### Goal:
Look below. Copy each line that has "Financial" in it.

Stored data
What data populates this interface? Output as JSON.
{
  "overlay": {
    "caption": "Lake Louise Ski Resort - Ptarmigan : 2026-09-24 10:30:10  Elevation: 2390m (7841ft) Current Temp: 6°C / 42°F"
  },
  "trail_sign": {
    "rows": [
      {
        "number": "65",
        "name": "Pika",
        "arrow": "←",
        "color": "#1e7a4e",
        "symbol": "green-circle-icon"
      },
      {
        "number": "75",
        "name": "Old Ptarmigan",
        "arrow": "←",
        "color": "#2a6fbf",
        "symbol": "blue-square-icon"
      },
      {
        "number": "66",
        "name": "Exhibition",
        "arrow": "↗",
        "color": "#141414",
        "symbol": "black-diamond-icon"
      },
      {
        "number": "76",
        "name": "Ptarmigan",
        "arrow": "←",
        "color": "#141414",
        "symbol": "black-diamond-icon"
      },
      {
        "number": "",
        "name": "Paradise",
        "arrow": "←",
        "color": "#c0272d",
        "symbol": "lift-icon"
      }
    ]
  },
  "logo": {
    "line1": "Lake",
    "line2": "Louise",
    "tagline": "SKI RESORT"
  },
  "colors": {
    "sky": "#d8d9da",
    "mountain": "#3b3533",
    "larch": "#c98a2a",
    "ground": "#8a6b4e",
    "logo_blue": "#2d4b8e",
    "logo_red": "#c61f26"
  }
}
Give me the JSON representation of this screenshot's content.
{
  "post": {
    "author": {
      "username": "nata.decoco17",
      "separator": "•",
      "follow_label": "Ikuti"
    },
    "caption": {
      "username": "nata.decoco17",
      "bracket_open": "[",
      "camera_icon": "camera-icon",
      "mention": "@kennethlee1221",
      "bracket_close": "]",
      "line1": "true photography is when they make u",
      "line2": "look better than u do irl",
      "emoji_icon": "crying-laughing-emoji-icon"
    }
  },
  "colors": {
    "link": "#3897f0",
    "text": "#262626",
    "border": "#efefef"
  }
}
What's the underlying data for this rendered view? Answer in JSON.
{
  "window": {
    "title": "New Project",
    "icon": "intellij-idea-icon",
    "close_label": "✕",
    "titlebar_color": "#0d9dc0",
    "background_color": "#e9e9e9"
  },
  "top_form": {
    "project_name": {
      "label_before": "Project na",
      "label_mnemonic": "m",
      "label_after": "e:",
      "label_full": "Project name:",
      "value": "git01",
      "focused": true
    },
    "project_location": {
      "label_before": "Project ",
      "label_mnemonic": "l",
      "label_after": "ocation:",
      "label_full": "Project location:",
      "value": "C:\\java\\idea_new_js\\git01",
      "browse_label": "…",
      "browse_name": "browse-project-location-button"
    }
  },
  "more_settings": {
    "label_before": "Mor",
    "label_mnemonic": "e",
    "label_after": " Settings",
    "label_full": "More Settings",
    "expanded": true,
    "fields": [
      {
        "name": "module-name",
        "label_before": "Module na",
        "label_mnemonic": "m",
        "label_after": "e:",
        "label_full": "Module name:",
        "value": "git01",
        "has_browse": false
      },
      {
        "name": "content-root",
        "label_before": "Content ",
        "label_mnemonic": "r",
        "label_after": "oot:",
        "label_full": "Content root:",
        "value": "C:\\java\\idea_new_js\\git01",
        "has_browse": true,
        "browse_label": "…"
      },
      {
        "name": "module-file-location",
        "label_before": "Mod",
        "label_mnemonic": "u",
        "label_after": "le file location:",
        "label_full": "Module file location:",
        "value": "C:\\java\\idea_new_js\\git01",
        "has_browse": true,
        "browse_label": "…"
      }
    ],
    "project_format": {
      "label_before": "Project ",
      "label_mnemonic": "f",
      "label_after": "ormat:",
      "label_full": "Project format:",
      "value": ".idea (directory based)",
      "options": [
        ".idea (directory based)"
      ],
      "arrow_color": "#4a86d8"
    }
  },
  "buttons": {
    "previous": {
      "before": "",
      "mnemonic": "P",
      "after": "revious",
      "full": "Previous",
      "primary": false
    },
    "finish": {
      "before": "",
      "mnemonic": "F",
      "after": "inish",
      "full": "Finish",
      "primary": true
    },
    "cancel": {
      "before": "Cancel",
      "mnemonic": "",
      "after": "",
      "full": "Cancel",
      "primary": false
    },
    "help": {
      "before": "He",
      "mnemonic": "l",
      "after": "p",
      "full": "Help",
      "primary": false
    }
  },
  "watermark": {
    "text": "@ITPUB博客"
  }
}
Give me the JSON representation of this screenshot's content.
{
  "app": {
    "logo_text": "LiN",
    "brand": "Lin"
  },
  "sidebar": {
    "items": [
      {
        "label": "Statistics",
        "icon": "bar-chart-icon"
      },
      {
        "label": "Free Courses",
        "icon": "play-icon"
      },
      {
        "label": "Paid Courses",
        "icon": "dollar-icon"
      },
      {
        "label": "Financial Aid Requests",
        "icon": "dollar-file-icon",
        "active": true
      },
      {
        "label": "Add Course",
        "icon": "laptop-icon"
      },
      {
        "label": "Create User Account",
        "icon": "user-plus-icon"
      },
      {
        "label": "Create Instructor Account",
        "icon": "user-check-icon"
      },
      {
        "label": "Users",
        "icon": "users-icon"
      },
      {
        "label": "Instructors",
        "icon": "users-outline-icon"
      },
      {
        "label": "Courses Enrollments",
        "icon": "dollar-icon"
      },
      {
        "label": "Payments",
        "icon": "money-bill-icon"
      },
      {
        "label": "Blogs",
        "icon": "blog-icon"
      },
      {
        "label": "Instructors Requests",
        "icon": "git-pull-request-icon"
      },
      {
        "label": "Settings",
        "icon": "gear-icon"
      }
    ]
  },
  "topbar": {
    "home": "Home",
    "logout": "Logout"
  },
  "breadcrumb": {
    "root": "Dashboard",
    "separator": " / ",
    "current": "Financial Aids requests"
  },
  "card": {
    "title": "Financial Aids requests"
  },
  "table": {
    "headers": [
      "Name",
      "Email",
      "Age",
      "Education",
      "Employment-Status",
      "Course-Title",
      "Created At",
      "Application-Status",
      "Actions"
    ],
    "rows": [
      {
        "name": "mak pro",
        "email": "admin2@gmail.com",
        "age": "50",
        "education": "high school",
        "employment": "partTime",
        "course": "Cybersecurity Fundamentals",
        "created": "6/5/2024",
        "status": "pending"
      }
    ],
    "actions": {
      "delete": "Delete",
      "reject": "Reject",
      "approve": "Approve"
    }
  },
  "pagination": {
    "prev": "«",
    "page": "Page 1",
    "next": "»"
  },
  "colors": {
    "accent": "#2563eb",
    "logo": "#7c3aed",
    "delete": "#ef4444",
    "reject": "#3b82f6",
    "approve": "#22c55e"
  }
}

### Result for this exercise:
        "label": "Financial Aid Requests",
    "current": "Financial Aids requests"
    "title": "Financial Aids requests"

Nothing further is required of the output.